— INSTRUCTION —
Pick out every line with the word "LABORATORIE" and copy it.

— AVAILABLE DATA —
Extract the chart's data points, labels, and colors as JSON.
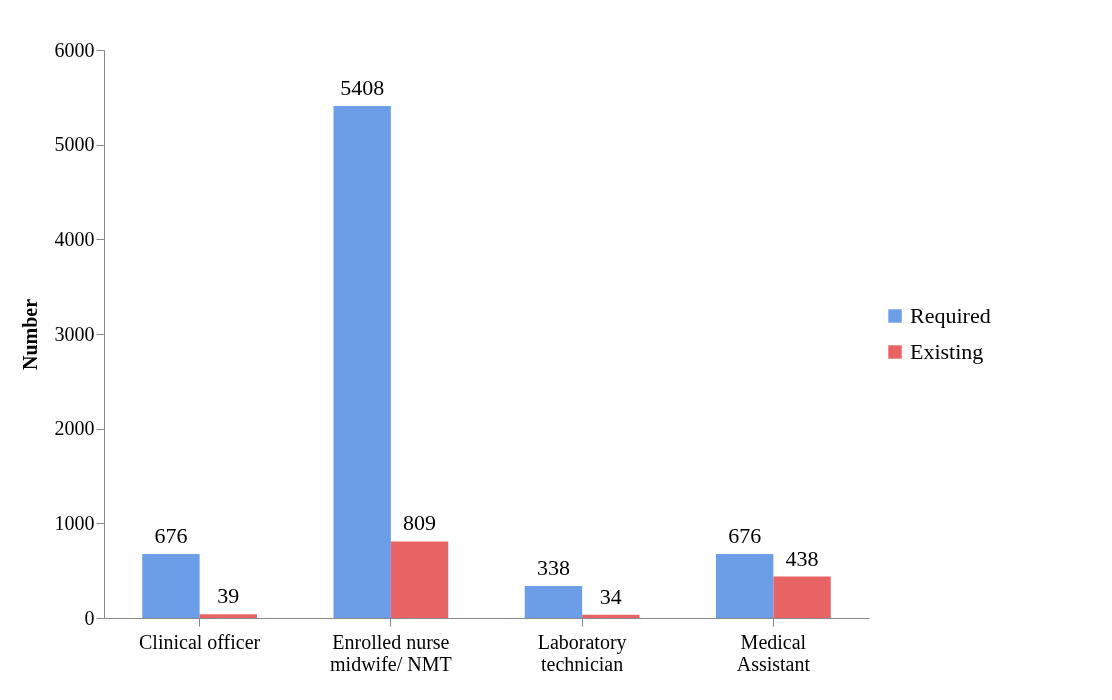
{
  "chart_data": {
    "type": "bar",
    "ylabel": "Number",
    "categories": [
      "Clinical officer",
      "Enrolled nurse midwife/ NMT",
      "Laboratory technician",
      "Medical Assistant"
    ],
    "series": [
      {
        "name": "Required",
        "color": "#6b9ee6",
        "values": [
          676,
          5408,
          338,
          676
        ]
      },
      {
        "name": "Existing",
        "color": "#e86464",
        "values": [
          39,
          809,
          34,
          438
        ]
      }
    ],
    "ylim": [
      0,
      6000
    ],
    "yticks": [
      0,
      1000,
      2000,
      3000,
      4000,
      5000,
      6000
    ],
    "grid": false,
    "legend": "right",
    "data_labels": true
  }
}
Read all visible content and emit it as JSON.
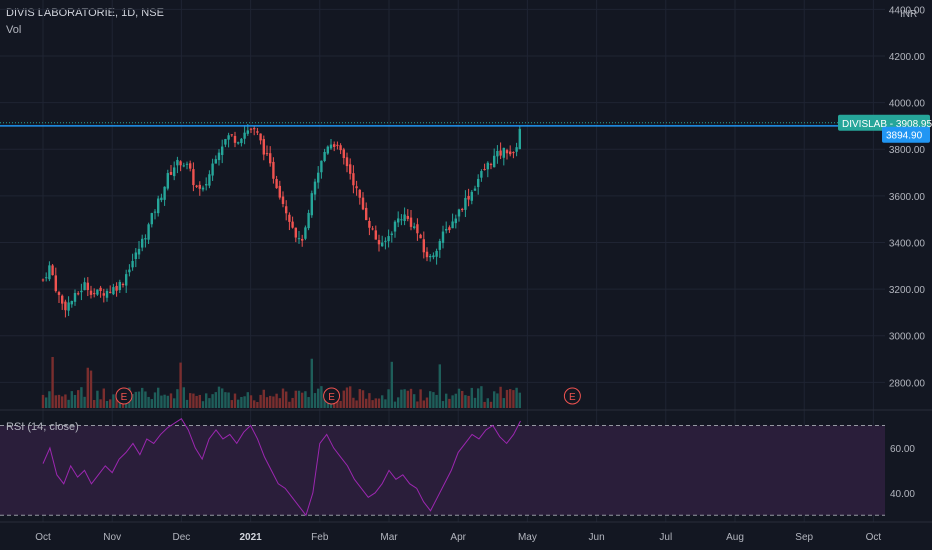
{
  "header": {
    "symbol_line": "DIVIS LABORATORIE, 1D, NSE",
    "vol_label": "Vol",
    "currency": "INR"
  },
  "price_tags": {
    "ticker_label": "DIVISLAB - 3908.95",
    "current_label": "3894.90"
  },
  "colors": {
    "background": "#131722",
    "up": "#26a69a",
    "down": "#ef5350",
    "grid": "#1f2433",
    "resistance_line": "#2196f3",
    "ticker_tag": "#26a69a",
    "current_tag": "#2196f3",
    "rsi_line": "#9c27b0",
    "rsi_band": "#2a1e3a",
    "earnings": "#ef5350"
  },
  "chart_data": [
    {
      "type": "candlestick",
      "title": "DIVIS LABORATORIE, 1D, NSE",
      "x_labels": [
        "Oct",
        "Nov",
        "Dec",
        "2021",
        "Feb",
        "Mar",
        "Apr",
        "May",
        "Jun",
        "Jul",
        "Aug",
        "Sep",
        "Oct"
      ],
      "y_ticks": [
        2800,
        3000,
        3200,
        3400,
        3600,
        3800,
        4000,
        4200,
        4400
      ],
      "y_tick_labels": [
        "2800.00",
        "3000.00",
        "3200.00",
        "3400.00",
        "3600.00",
        "3800.00",
        "4000.00",
        "4200.00",
        "4400.00"
      ],
      "ylim": [
        2690,
        4440
      ],
      "resistance_level": 3900,
      "last_price": 3908.95,
      "earnings_markers": [
        {
          "label": "E",
          "month_pos": 1.17
        },
        {
          "label": "E",
          "month_pos": 4.17
        },
        {
          "label": "E",
          "month_pos": 7.65
        }
      ],
      "close_path": [
        [
          0.0,
          3240
        ],
        [
          0.1,
          3300
        ],
        [
          0.2,
          3190
        ],
        [
          0.3,
          3120
        ],
        [
          0.45,
          3160
        ],
        [
          0.6,
          3220
        ],
        [
          0.75,
          3180
        ],
        [
          0.9,
          3190
        ],
        [
          1.0,
          3200
        ],
        [
          1.15,
          3230
        ],
        [
          1.25,
          3300
        ],
        [
          1.35,
          3350
        ],
        [
          1.5,
          3450
        ],
        [
          1.6,
          3530
        ],
        [
          1.7,
          3600
        ],
        [
          1.8,
          3680
        ],
        [
          1.9,
          3730
        ],
        [
          2.0,
          3750
        ],
        [
          2.1,
          3720
        ],
        [
          2.2,
          3640
        ],
        [
          2.3,
          3610
        ],
        [
          2.4,
          3690
        ],
        [
          2.5,
          3780
        ],
        [
          2.6,
          3830
        ],
        [
          2.7,
          3860
        ],
        [
          2.8,
          3840
        ],
        [
          2.9,
          3870
        ],
        [
          3.0,
          3890
        ],
        [
          3.1,
          3860
        ],
        [
          3.2,
          3790
        ],
        [
          3.3,
          3710
        ],
        [
          3.4,
          3630
        ],
        [
          3.5,
          3550
        ],
        [
          3.6,
          3480
        ],
        [
          3.7,
          3400
        ],
        [
          3.8,
          3450
        ],
        [
          3.9,
          3620
        ],
        [
          4.0,
          3720
        ],
        [
          4.1,
          3820
        ],
        [
          4.2,
          3830
        ],
        [
          4.3,
          3780
        ],
        [
          4.4,
          3730
        ],
        [
          4.5,
          3650
        ],
        [
          4.6,
          3560
        ],
        [
          4.7,
          3490
        ],
        [
          4.8,
          3420
        ],
        [
          4.9,
          3380
        ],
        [
          5.0,
          3430
        ],
        [
          5.1,
          3490
        ],
        [
          5.2,
          3520
        ],
        [
          5.3,
          3490
        ],
        [
          5.4,
          3450
        ],
        [
          5.5,
          3360
        ],
        [
          5.6,
          3330
        ],
        [
          5.7,
          3390
        ],
        [
          5.8,
          3440
        ],
        [
          5.9,
          3480
        ],
        [
          6.0,
          3530
        ],
        [
          6.1,
          3580
        ],
        [
          6.2,
          3620
        ],
        [
          6.3,
          3680
        ],
        [
          6.4,
          3720
        ],
        [
          6.5,
          3760
        ],
        [
          6.6,
          3780
        ],
        [
          6.7,
          3800
        ],
        [
          6.8,
          3770
        ],
        [
          6.85,
          3830
        ],
        [
          6.9,
          3908
        ]
      ],
      "volume_note": "volume histogram under price"
    },
    {
      "type": "line",
      "title": "RSI (14, close)",
      "y_ticks": [
        40,
        60
      ],
      "y_tick_labels": [
        "40.00",
        "60.00"
      ],
      "band": [
        30,
        70
      ],
      "ylim": [
        27,
        76
      ],
      "x": [
        0.0,
        0.1,
        0.2,
        0.3,
        0.4,
        0.5,
        0.6,
        0.7,
        0.8,
        0.9,
        1.0,
        1.1,
        1.2,
        1.3,
        1.4,
        1.5,
        1.6,
        1.7,
        1.8,
        1.9,
        2.0,
        2.1,
        2.2,
        2.3,
        2.4,
        2.5,
        2.6,
        2.7,
        2.8,
        2.9,
        3.0,
        3.1,
        3.2,
        3.3,
        3.4,
        3.5,
        3.6,
        3.7,
        3.8,
        3.9,
        4.0,
        4.1,
        4.2,
        4.3,
        4.4,
        4.5,
        4.6,
        4.7,
        4.8,
        4.9,
        5.0,
        5.1,
        5.2,
        5.3,
        5.4,
        5.5,
        5.6,
        5.7,
        5.8,
        5.9,
        6.0,
        6.1,
        6.2,
        6.3,
        6.4,
        6.5,
        6.6,
        6.7,
        6.8,
        6.9
      ],
      "series": [
        {
          "values": [
            53,
            60,
            48,
            44,
            52,
            47,
            50,
            44,
            48,
            52,
            49,
            55,
            58,
            62,
            57,
            64,
            62,
            66,
            69,
            71,
            73,
            68,
            60,
            55,
            64,
            68,
            64,
            66,
            62,
            67,
            70,
            64,
            56,
            50,
            44,
            42,
            38,
            34,
            30,
            40,
            62,
            66,
            60,
            56,
            52,
            46,
            42,
            38,
            40,
            44,
            50,
            46,
            48,
            44,
            42,
            36,
            32,
            38,
            44,
            50,
            58,
            62,
            66,
            64,
            68,
            70,
            65,
            62,
            66,
            72
          ]
        }
      ]
    }
  ]
}
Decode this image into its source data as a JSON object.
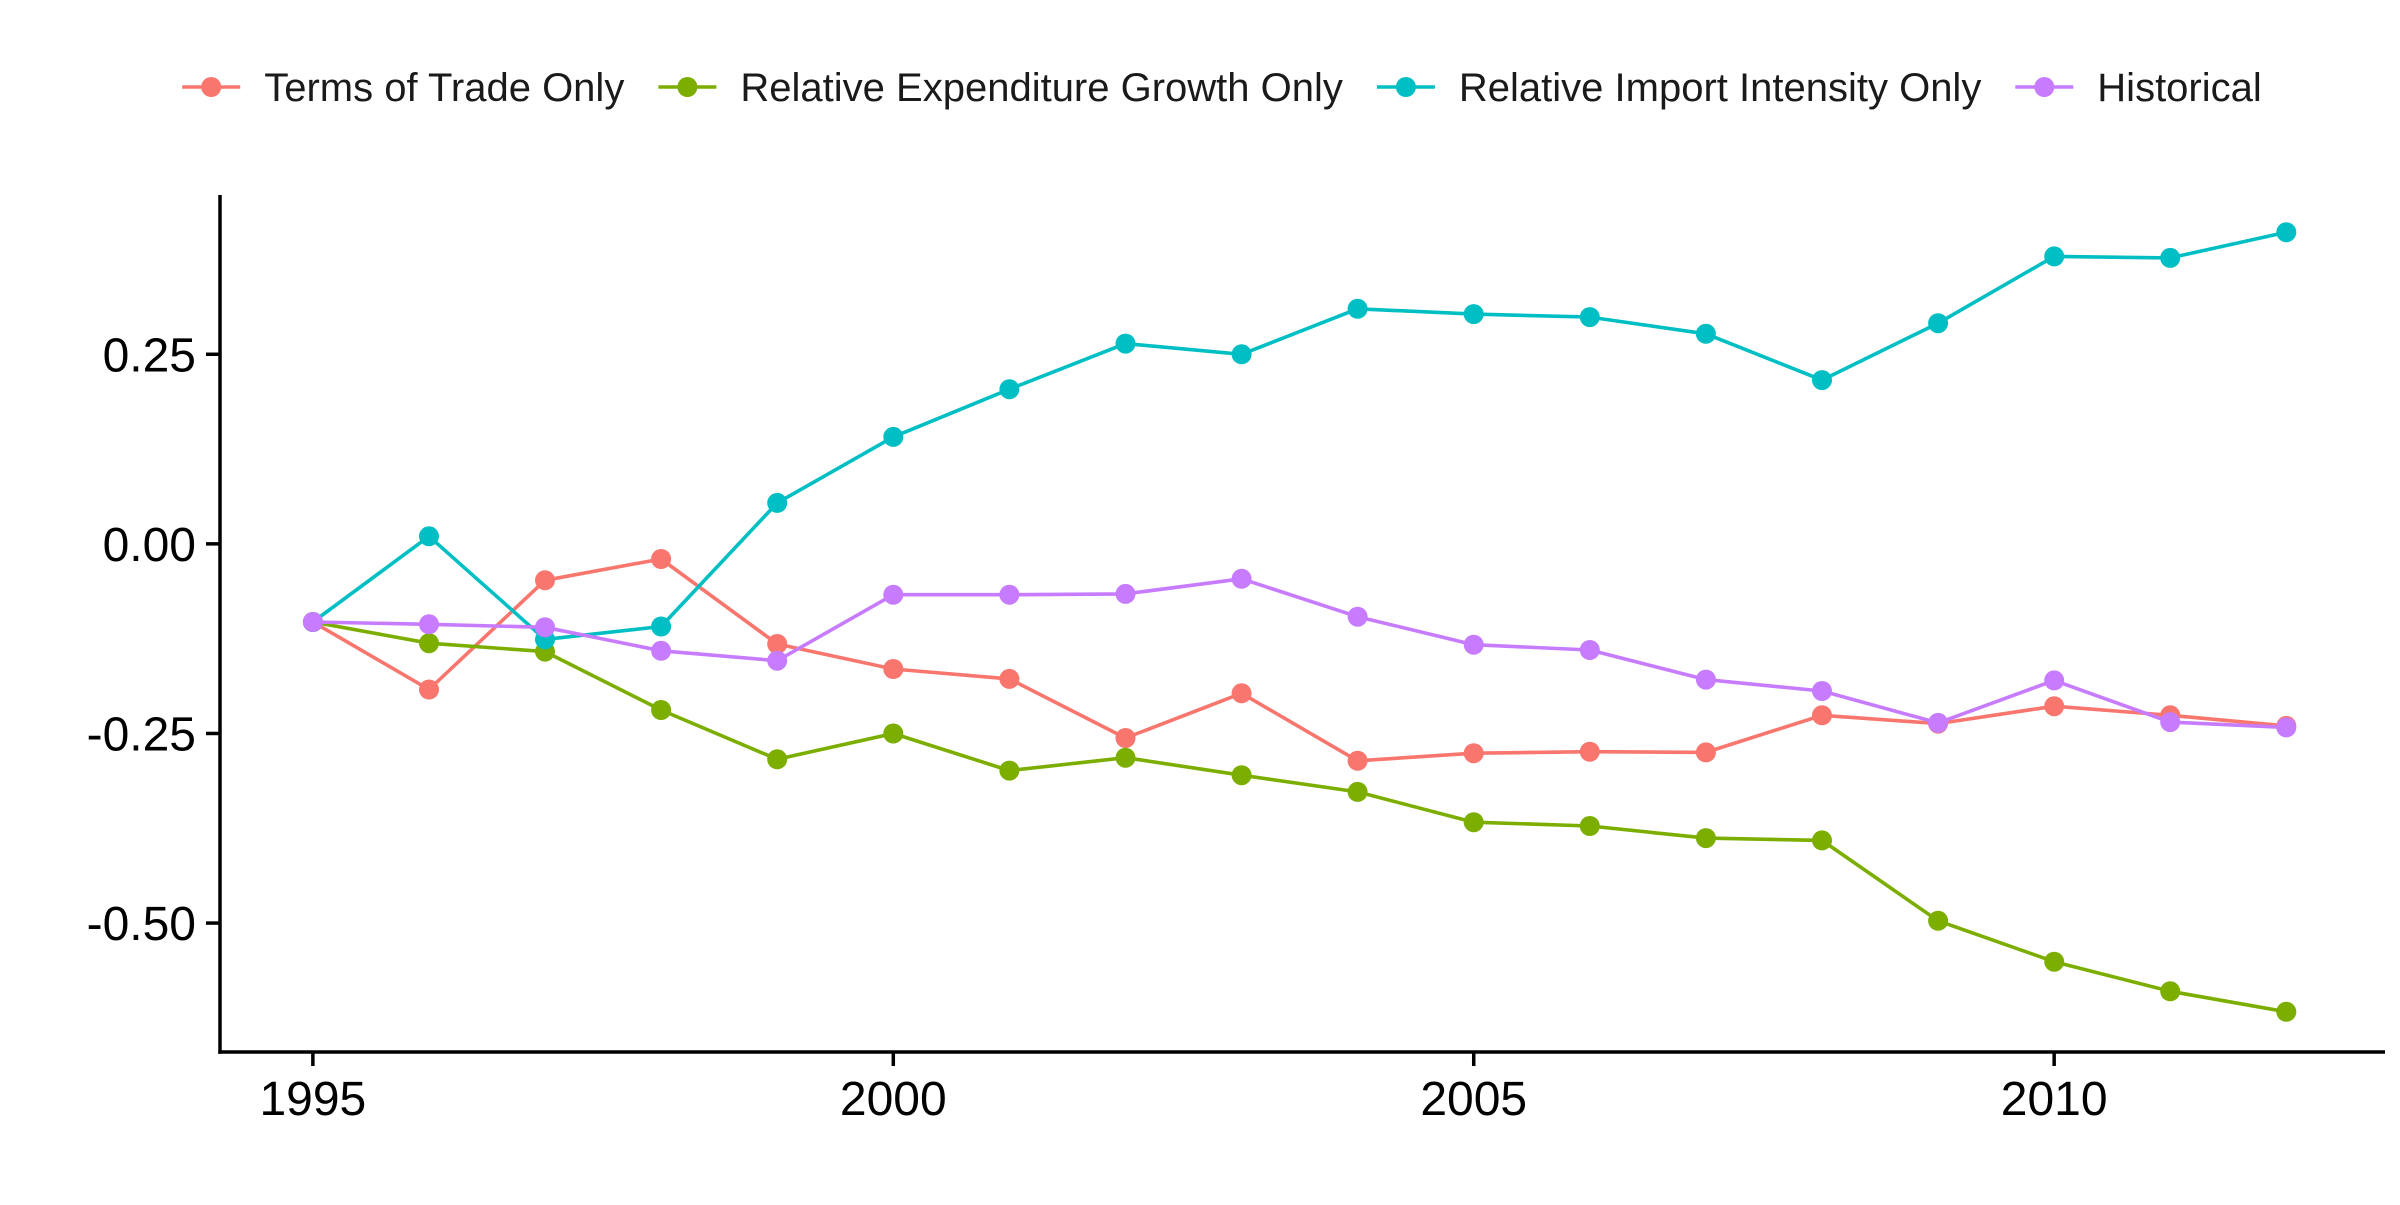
{
  "chart_data": {
    "type": "line",
    "title": "",
    "xlabel": "",
    "ylabel": "",
    "xlim": [
      1994.2,
      2012.85
    ],
    "ylim": [
      -0.67,
      0.46
    ],
    "x_ticks": [
      1995,
      2000,
      2005,
      2010
    ],
    "x_tick_labels": [
      "1995",
      "2000",
      "2005",
      "2010"
    ],
    "y_ticks": [
      0.25,
      0.0,
      -0.25,
      -0.5
    ],
    "y_tick_labels": [
      "0.25",
      "0.00",
      "-0.25",
      "-0.50"
    ],
    "grid": false,
    "legend_position": "top",
    "x": [
      1995,
      1996,
      1997,
      1998,
      1999,
      2000,
      2001,
      2002,
      2003,
      2004,
      2005,
      2006,
      2007,
      2008,
      2009,
      2010,
      2011,
      2012
    ],
    "series": [
      {
        "name": "Terms of Trade Only",
        "color": "#F8766D",
        "values": [
          -0.103,
          -0.192,
          -0.048,
          -0.02,
          -0.132,
          -0.165,
          -0.178,
          -0.256,
          -0.197,
          -0.286,
          -0.276,
          -0.274,
          -0.275,
          -0.226,
          -0.237,
          -0.214,
          -0.226,
          -0.24
        ]
      },
      {
        "name": "Relative Expenditure Growth Only",
        "color": "#7CAE00",
        "values": [
          -0.103,
          -0.131,
          -0.142,
          -0.219,
          -0.284,
          -0.25,
          -0.299,
          -0.282,
          -0.305,
          -0.327,
          -0.367,
          -0.372,
          -0.388,
          -0.391,
          -0.497,
          -0.551,
          -0.59,
          -0.617
        ]
      },
      {
        "name": "Relative Import Intensity Only",
        "color": "#00BFC4",
        "values": [
          -0.103,
          0.01,
          -0.126,
          -0.109,
          0.054,
          0.141,
          0.204,
          0.264,
          0.25,
          0.31,
          0.303,
          0.299,
          0.277,
          0.216,
          0.291,
          0.379,
          0.377,
          0.411
        ]
      },
      {
        "name": "Historical",
        "color": "#C77CFF",
        "values": [
          -0.103,
          -0.106,
          -0.11,
          -0.141,
          -0.154,
          -0.067,
          -0.067,
          -0.066,
          -0.046,
          -0.096,
          -0.133,
          -0.14,
          -0.179,
          -0.194,
          -0.236,
          -0.18,
          -0.235,
          -0.242
        ]
      }
    ]
  }
}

— EXERCISE SOLUTION —
    "symbol_line": "DIVIS LABORATORIE, 1D, NSE",
      "title": "DIVIS LABORATORIE, 1D, NSE",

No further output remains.